▶ _Tugas Pengerjaan_:
(A) Menurut tulisan tentang kemacetan Jakarta, berapa lama waktu yang diperlukan penulis pada pagi itu untuk sampai dari rumah di kawasan Duri Kosambi ke kantor di kawasan Sudirman?
(B) Lanjutkan tulisan tentang kemacetan Jakarta, dimulai tepat setelah kalimat terakhir yang ditampilkan.

▶ _Kutipan Teks_:

******

Minggu, 18 November 2007

Macet Jakarta = Kontra Produktif

Orang di Jakarta mungkin sudah terbiasa dengan kemacetan sehari-hari, apakah di utara, selatan, timur, barat maupun pusat. Daerah penyangga kota Jakarta seperti Bekasi, Depok, Tangerang, Bogor pun terkena imbasnya.
Tadi pagi aku kena kemacetan nya yang termasuk parah, dari rumah di kawasan Duri Kosambi Jakarta Barat sampai ke kantor di kawasan Sudirman memerlukan waktu tempuh 2 jam 15 menit. Padahal jaraknya cuma 20 kilometer!
Aku jadi teringat ketika pertama kali ke Jakarta, ketika kutanya pada teman kantorku berapa jarak yang mesti kutempuh dari Tanah Abang ke Kota, aku ditertawakan, temanku itu bilang di Jakarta tidak menggunakan jarak, tapi Jam. Berapa Jam atau berapa menit dari Tanah Abang ke Kota, itu baru pertanyaan yang tepat. Padahal waktu itu tahun 1995 loh, Jakarta makin lama makin bertambah macetnya.
Lalu saat bermacet ria di mobil diiringi klakson klakson mobil yang bersautan, aku coba berpikir berapa sebenarnya kerugian orang-orang yang terkena macet ini ya?
Dulu waktu aku masih menjabat seorang sales engineer, manager ku pernah memberikan target untuk bisa mengunjungi customer paling sedikit 4 perusahaan dalam satu hari, kalau sekarang sepertinya angka tersebut berkurang banyak. Saat ini aku paling bisa mengunjungi customer 2 perusahaan, satu sebelum istirahat siang, satu lagi setelah istirahat siang. Kalau satu bulan target ku dulu Rp 25 juta dan diharapkan dengan kunjungan sebulan sebanyak 4 kunjungan / hari x 22 hari = 88 kunjungan (atau sales visit); maka saat ini seorang sales engineer di perusahaan ku dulu mesti bisa memanfaatkan 44 kunjungan untuk bisa mengejar penjualan sebesar Rp 100 juta.

******

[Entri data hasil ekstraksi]

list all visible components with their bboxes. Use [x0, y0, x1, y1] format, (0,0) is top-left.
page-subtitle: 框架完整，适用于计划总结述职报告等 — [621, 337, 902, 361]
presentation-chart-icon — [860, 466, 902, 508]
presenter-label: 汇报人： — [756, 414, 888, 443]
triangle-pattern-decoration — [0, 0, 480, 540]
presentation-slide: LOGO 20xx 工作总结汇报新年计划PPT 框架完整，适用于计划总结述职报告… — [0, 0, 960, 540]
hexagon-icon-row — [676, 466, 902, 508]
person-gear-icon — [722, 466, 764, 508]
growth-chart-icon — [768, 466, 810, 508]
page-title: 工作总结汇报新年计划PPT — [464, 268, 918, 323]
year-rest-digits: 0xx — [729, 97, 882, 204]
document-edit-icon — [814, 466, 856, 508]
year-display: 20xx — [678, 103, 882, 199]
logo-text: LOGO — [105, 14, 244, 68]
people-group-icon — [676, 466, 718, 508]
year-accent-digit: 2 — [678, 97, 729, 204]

******

▶ _Hasil Tiap Tugas_:
(A) Perjalanan itu memerlukan waktu tempuh 2 jam 15 menit.

(B)
Loh kok Rp 100 juta, benar karena tahun 1995 1 USD masih senilai 2,500 rupiah. Itu karena barang nya import, belum itung variabel yang laiinnya loh...
Nah kalau begitu dimana kontra produktifnya? ya itu tadi yang mestinya bisa kunjungan lebih banyak jadi lebih sedikit. Syukur-syukur sales visit bisa diganti dengan sales call. Tapi aku yakin orang yang melakukan sales call pun berkurang produktifitasnya. Dari mestinya 1 jam bisa melakukan sales call katakanlah 30 call dalam satu jam, kalau dia terlambat 1 jam 30 call itu hilang toh...
Sekarang ambil contoh orang yang naik taksi, kalau taksi dengan tarif baru biaya per kilo meternya rata-rata Rp 2,500 ; waktu per jam nya Rp 13,000 .
Jadi kalau seseorang yang menempuh jarak yang sama tapi kondisi yang berbeda, satu macet (kecepatan rata-rata 5 km/jam) satu lancar (kecepatan 40 km / jam) maka yang macet itu pasti membayar lebih mahal, tergantung berapa lama dia berada di taksi itu.
Banyak sekali yang rugi dengan kemacetan ini, bukan hanya 'wong sugih' yang rugi seperti yang dibilang wakil gubernur Jakarta yang baru Prijatno. Aku yakin supir angkot, supir bis, atau mereka-mereka yang menggunakan jalan raya pada umumnya pasti mengalami ketidakproduktifan ini.
Sayang angkutan umum yang ada pun tidak bisa menyelesaikan masalah ini, bagaimana dengan busway? aku sudah hitung dari segi waktu masih belum sesuai harapan pemilik kendaraan pribadi, makanya masih banyak kendaraan pribadi yang belum mau pindah ke busway. Temuan Institute Transportasi Nasional mengatakan bahwa para pengguna busway hampir keselurahaannya (sekitar 80% lebih) adalah pindahan dari kendaraan umum yang lain.
Kalau menurut aku, untuk mengajak para pemilik kendaraan pribadi ke busway gampang !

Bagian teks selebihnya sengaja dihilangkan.